┌──

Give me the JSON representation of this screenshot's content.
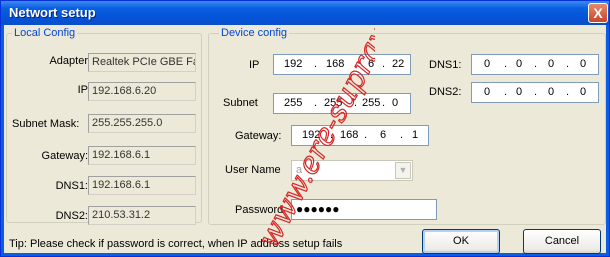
{
  "window": {
    "title": "Networt setup",
    "close_label": "X"
  },
  "local": {
    "legend": "Local Config",
    "fields": [
      {
        "label": "Adapter",
        "value": "Realtek PCIe GBE Fan"
      },
      {
        "label": "IP",
        "value": "192.168.6.20"
      },
      {
        "label": "Subnet Mask:",
        "value": "255.255.255.0"
      },
      {
        "label": "Gateway:",
        "value": "192.168.6.1"
      },
      {
        "label": "DNS1:",
        "value": "192.168.6.1"
      },
      {
        "label": "DNS2:",
        "value": "210.53.31.2"
      }
    ]
  },
  "device": {
    "legend": "Device config",
    "ip_label": "IP",
    "ip": [
      "192",
      "168",
      "6",
      "22"
    ],
    "subnet_label": "Subnet",
    "subnet": [
      "255",
      "255",
      "255",
      "0"
    ],
    "gateway_label": "Gateway:",
    "gateway": [
      "192",
      "168",
      "6",
      "1"
    ],
    "dns1_label": "DNS1:",
    "dns1": [
      "0",
      "0",
      "0",
      "0"
    ],
    "dns2_label": "DNS2:",
    "dns2": [
      "0",
      "0",
      "0",
      "0"
    ],
    "username_label": "User Name",
    "username_value": "a",
    "password_label": "Password",
    "password_value": "●●●●●●"
  },
  "tip": "Tip:  Please check if password is correct, when IP address setup fails",
  "buttons": {
    "ok": "OK",
    "cancel": "Cancel"
  },
  "watermark": "www.ere-supravegh"
}
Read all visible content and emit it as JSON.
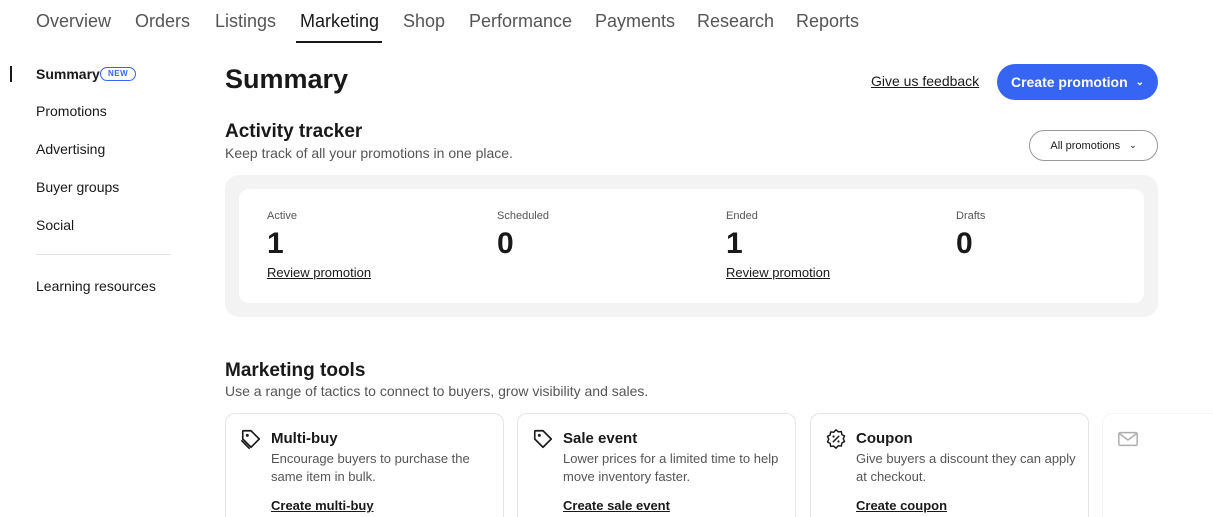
{
  "topnav": {
    "tabs": [
      "Overview",
      "Orders",
      "Listings",
      "Marketing",
      "Shop",
      "Performance",
      "Payments",
      "Research",
      "Reports"
    ],
    "active": "Marketing"
  },
  "sidebar": {
    "items": [
      "Summary",
      "Promotions",
      "Advertising",
      "Buyer groups",
      "Social",
      "Learning resources"
    ],
    "badge": "NEW"
  },
  "header": {
    "title": "Summary",
    "feedback_label": "Give us feedback",
    "create_label": "Create promotion"
  },
  "activity": {
    "title": "Activity tracker",
    "subtitle": "Keep track of all your promotions in one place.",
    "filter_label": "All promotions",
    "stats": [
      {
        "label": "Active",
        "value": "1",
        "link": "Review promotion"
      },
      {
        "label": "Scheduled",
        "value": "0",
        "link": ""
      },
      {
        "label": "Ended",
        "value": "1",
        "link": "Review promotion"
      },
      {
        "label": "Drafts",
        "value": "0",
        "link": ""
      }
    ]
  },
  "tools": {
    "title": "Marketing tools",
    "subtitle": "Use a range of tactics to connect to buyers, grow visibility and sales.",
    "cards": [
      {
        "icon": "tag-multi-icon",
        "title": "Multi-buy",
        "desc": "Encourage buyers to purchase the same item in bulk.",
        "link": "Create multi-buy"
      },
      {
        "icon": "tag-icon",
        "title": "Sale event",
        "desc": "Lower prices for a limited time to help move inventory faster.",
        "link": "Create sale event"
      },
      {
        "icon": "coupon-badge-icon",
        "title": "Coupon",
        "desc": "Give buyers a discount they can apply at checkout.",
        "link": "Create coupon"
      },
      {
        "icon": "mail-icon"
      }
    ]
  },
  "colors": {
    "accent": "#3665f3",
    "text": "#191919",
    "muted": "#555555",
    "panel": "#f3f3f3"
  }
}
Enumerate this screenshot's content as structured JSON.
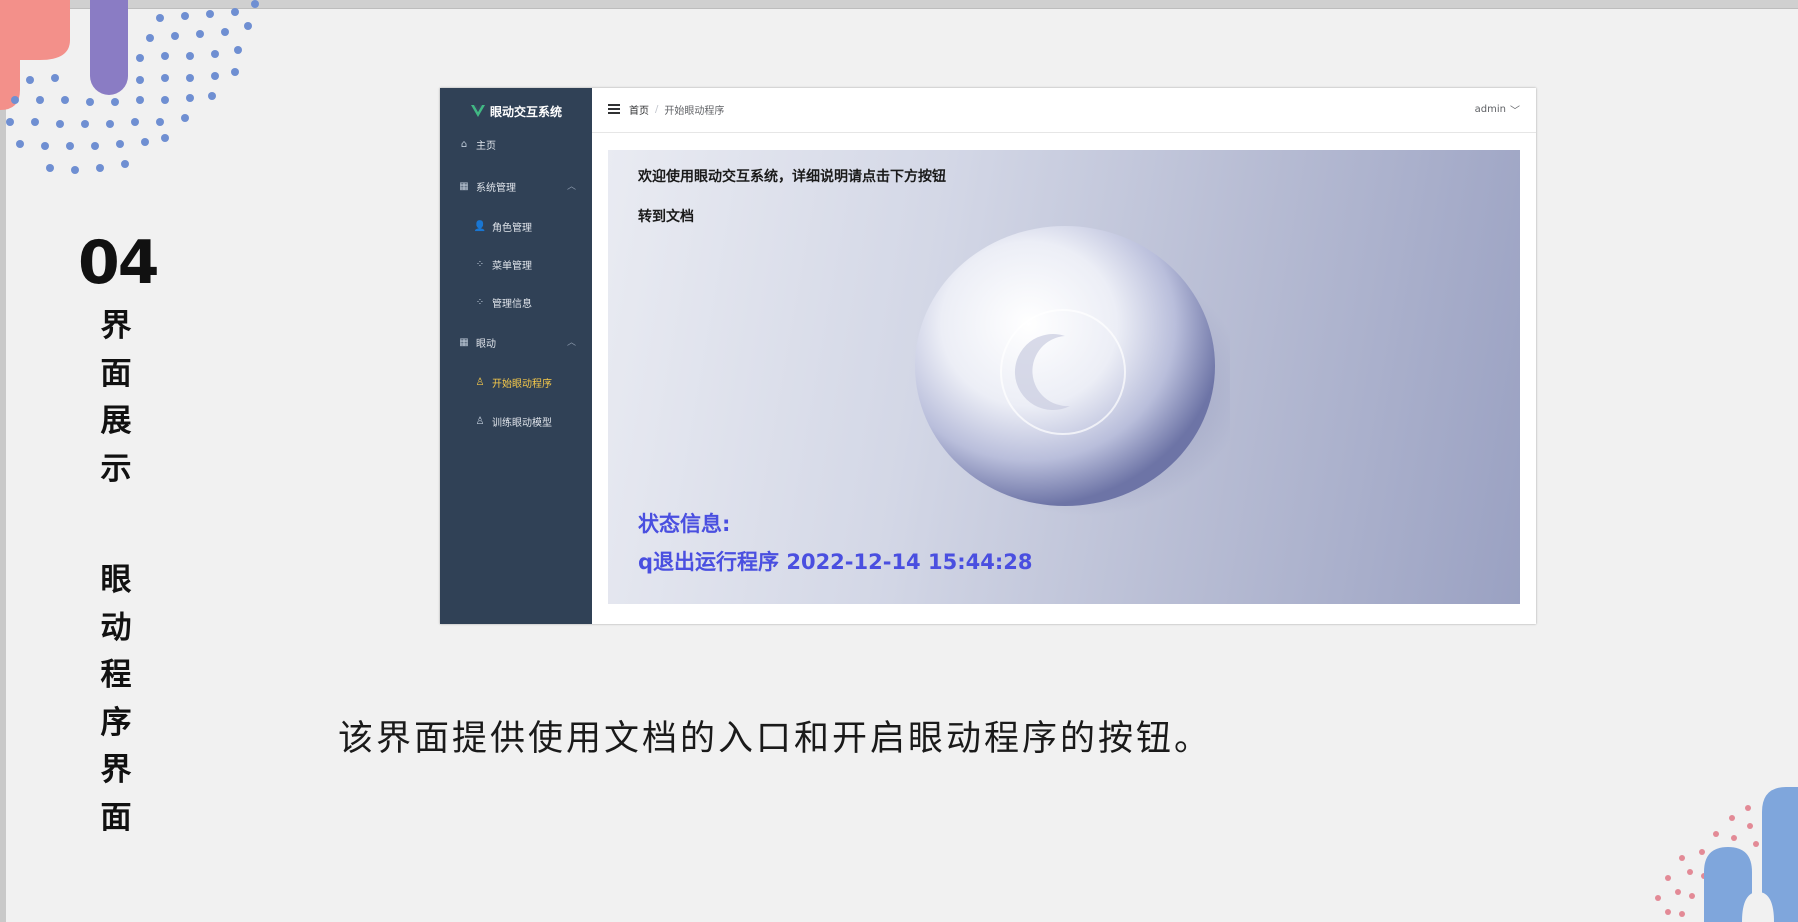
{
  "slide": {
    "section_number": "04",
    "section_title": "界面展示",
    "sub_title": "眼动程序界面",
    "caption": "该界面提供使用文档的入口和开启眼动程序的按钮。"
  },
  "app": {
    "brand_title": "眼动交互系统",
    "sidebar": {
      "home": "主页",
      "system_group": "系统管理",
      "system_items": [
        "角色管理",
        "菜单管理",
        "管理信息"
      ],
      "eye_group": "眼动",
      "eye_items": [
        "开始眼动程序",
        "训练眼动模型"
      ]
    },
    "breadcrumb": {
      "home": "首页",
      "separator": "/",
      "current": "开始眼动程序"
    },
    "user_name": "admin",
    "content": {
      "welcome": "欢迎使用眼动交互系统，详细说明请点击下方按钮",
      "doc_link": "转到文档",
      "status_label": "状态信息:",
      "status_message": "q退出运行程序 2022-12-14 15:44:28"
    }
  },
  "colors": {
    "sidebar_bg": "#304156",
    "active_menu": "#f6c94a",
    "status_text": "#4a4fe0",
    "brand_logo": "#41b883"
  }
}
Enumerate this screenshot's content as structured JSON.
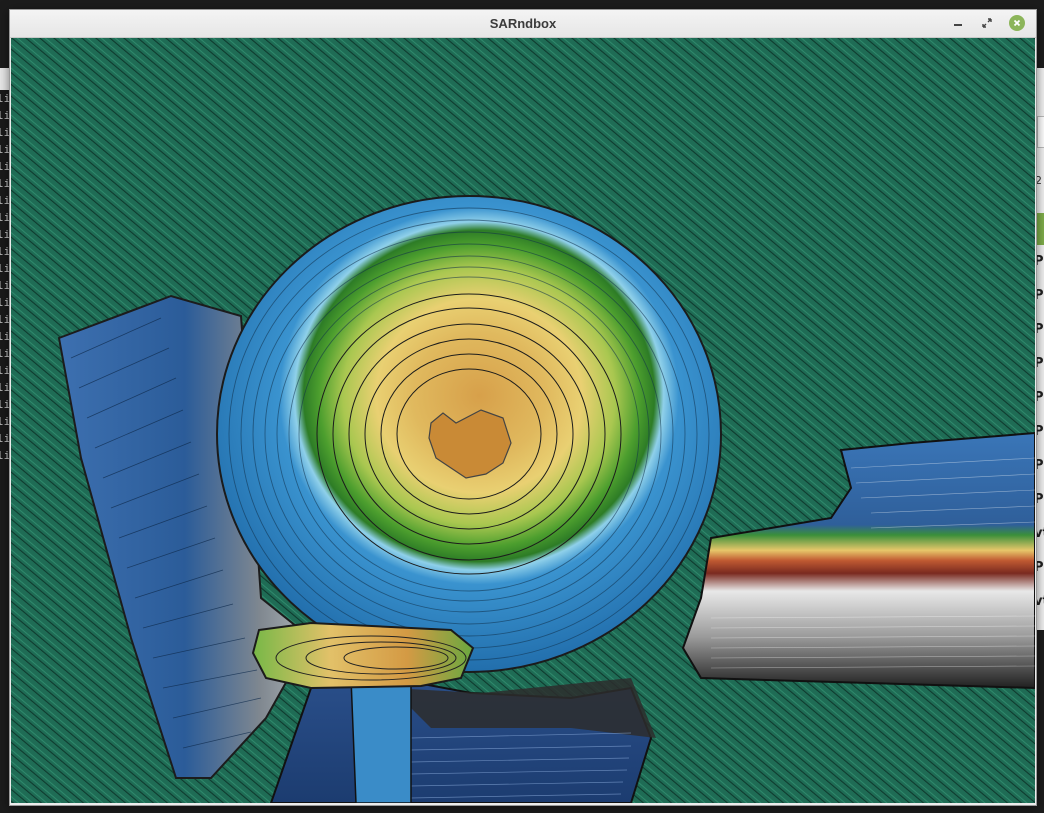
{
  "window": {
    "title": "SARndbox"
  },
  "background_terminal": {
    "lines": [
      "li",
      "li",
      "li",
      "li",
      "li",
      "li",
      "li",
      "li",
      "li",
      "li",
      "li",
      "li",
      "li",
      "li",
      "li",
      "li",
      "li",
      "li",
      "li",
      "li",
      "li",
      "li"
    ]
  },
  "background_window": {
    "field_value": "2",
    "items": [
      "P",
      "P",
      "P",
      "P",
      "P",
      "P",
      "P",
      "P",
      "vt",
      "P",
      "vt"
    ]
  },
  "colors": {
    "water_bg": "#1e6d55",
    "deep_blue": "#2f86c4",
    "green": "#4c9e2e",
    "sand": "#d8a84e",
    "close_button": "#8cb55a"
  }
}
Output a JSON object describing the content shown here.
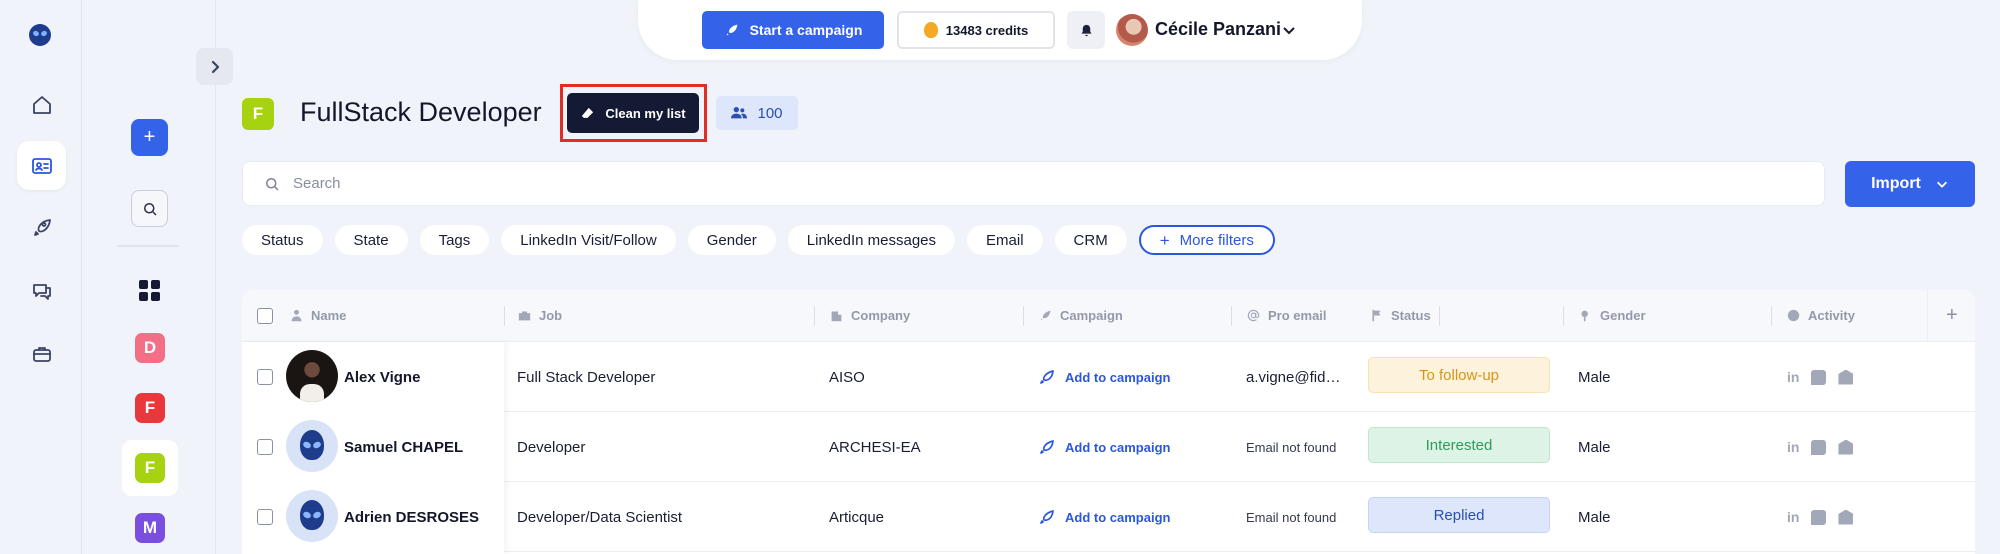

└──

- Objective
Word for word, quote the lines above. Omit the pictures.

- Solution for this task
Give me the JSON representation of this screenshot's content.
{
  "window": {
    "title": "Networt setup",
    "close_label": "X"
  },
  "local": {
    "legend": "Local Config",
    "fields": [
      {
        "label": "Adapter",
        "value": "Realtek PCIe GBE Fan"
      },
      {
        "label": "IP",
        "value": "192.168.6.20"
      },
      {
        "label": "Subnet Mask:",
        "value": "255.255.255.0"
      },
      {
        "label": "Gateway:",
        "value": "192.168.6.1"
      },
      {
        "label": "DNS1:",
        "value": "192.168.6.1"
      },
      {
        "label": "DNS2:",
        "value": "210.53.31.2"
      }
    ]
  },
  "device": {
    "legend": "Device config",
    "ip_label": "IP",
    "ip": [
      "192",
      "168",
      "6",
      "22"
    ],
    "subnet_label": "Subnet",
    "subnet": [
      "255",
      "255",
      "255",
      "0"
    ],
    "gateway_label": "Gateway:",
    "gateway": [
      "192",
      "168",
      "6",
      "1"
    ],
    "dns1_label": "DNS1:",
    "dns1": [
      "0",
      "0",
      "0",
      "0"
    ],
    "dns2_label": "DNS2:",
    "dns2": [
      "0",
      "0",
      "0",
      "0"
    ],
    "username_label": "User Name",
    "username_value": "a",
    "password_label": "Password",
    "password_value": "●●●●●●"
  },
  "tip": "Tip:  Please check if password is correct, when IP address setup fails",
  "buttons": {
    "ok": "OK",
    "cancel": "Cancel"
  },
  "watermark": "www.ere-supravegh"
}
Read all visible content and emit it as JSON.
{
  "topnav": {
    "tabs": [
      "Overview",
      "Orders",
      "Listings",
      "Marketing",
      "Shop",
      "Performance",
      "Payments",
      "Research",
      "Reports"
    ],
    "active": "Marketing"
  },
  "sidebar": {
    "items": [
      "Summary",
      "Promotions",
      "Advertising",
      "Buyer groups",
      "Social",
      "Learning resources"
    ],
    "badge": "NEW"
  },
  "header": {
    "title": "Summary",
    "feedback_label": "Give us feedback",
    "create_label": "Create promotion"
  },
  "activity": {
    "title": "Activity tracker",
    "subtitle": "Keep track of all your promotions in one place.",
    "filter_label": "All promotions",
    "stats": [
      {
        "label": "Active",
        "value": "1",
        "link": "Review promotion"
      },
      {
        "label": "Scheduled",
        "value": "0",
        "link": ""
      },
      {
        "label": "Ended",
        "value": "1",
        "link": "Review promotion"
      },
      {
        "label": "Drafts",
        "value": "0",
        "link": ""
      }
    ]
  },
  "tools": {
    "title": "Marketing tools",
    "subtitle": "Use a range of tactics to connect to buyers, grow visibility and sales.",
    "cards": [
      {
        "icon": "tag-multi-icon",
        "title": "Multi-buy",
        "desc": "Encourage buyers to purchase the same item in bulk.",
        "link": "Create multi-buy"
      },
      {
        "icon": "tag-icon",
        "title": "Sale event",
        "desc": "Lower prices for a limited time to help move inventory faster.",
        "link": "Create sale event"
      },
      {
        "icon": "coupon-badge-icon",
        "title": "Coupon",
        "desc": "Give buyers a discount they can apply at checkout.",
        "link": "Create coupon"
      },
      {
        "icon": "mail-icon"
      }
    ]
  },
  "colors": {
    "accent": "#3665f3",
    "text": "#191919",
    "muted": "#555555",
    "panel": "#f3f3f3"
  }
}
Enumerate this screenshot's content as structured JSON.
{
  "slide": {
    "section_number": "04",
    "section_title": "界面展示",
    "sub_title": "眼动程序界面",
    "caption": "该界面提供使用文档的入口和开启眼动程序的按钮。"
  },
  "app": {
    "brand_title": "眼动交互系统",
    "sidebar": {
      "home": "主页",
      "system_group": "系统管理",
      "system_items": [
        "角色管理",
        "菜单管理",
        "管理信息"
      ],
      "eye_group": "眼动",
      "eye_items": [
        "开始眼动程序",
        "训练眼动模型"
      ]
    },
    "breadcrumb": {
      "home": "首页",
      "separator": "/",
      "current": "开始眼动程序"
    },
    "user_name": "admin",
    "content": {
      "welcome": "欢迎使用眼动交互系统，详细说明请点击下方按钮",
      "doc_link": "转到文档",
      "status_label": "状态信息:",
      "status_message": "q退出运行程序 2022-12-14 15:44:28"
    }
  },
  "colors": {
    "sidebar_bg": "#304156",
    "active_menu": "#f6c94a",
    "status_text": "#4a4fe0",
    "brand_logo": "#41b883"
  }
}
Enumerate this screenshot's content as structured JSON.
{
  "window": {
    "title": "SARndbox"
  },
  "background_terminal": {
    "lines": [
      "li",
      "li",
      "li",
      "li",
      "li",
      "li",
      "li",
      "li",
      "li",
      "li",
      "li",
      "li",
      "li",
      "li",
      "li",
      "li",
      "li",
      "li",
      "li",
      "li",
      "li",
      "li"
    ]
  },
  "background_window": {
    "field_value": "2",
    "items": [
      "P",
      "P",
      "P",
      "P",
      "P",
      "P",
      "P",
      "P",
      "vt",
      "P",
      "vt"
    ]
  },
  "colors": {
    "water_bg": "#1e6d55",
    "deep_blue": "#2f86c4",
    "green": "#4c9e2e",
    "sand": "#d8a84e",
    "close_button": "#8cb55a"
  }
}
Output a JSON object describing the content shown here.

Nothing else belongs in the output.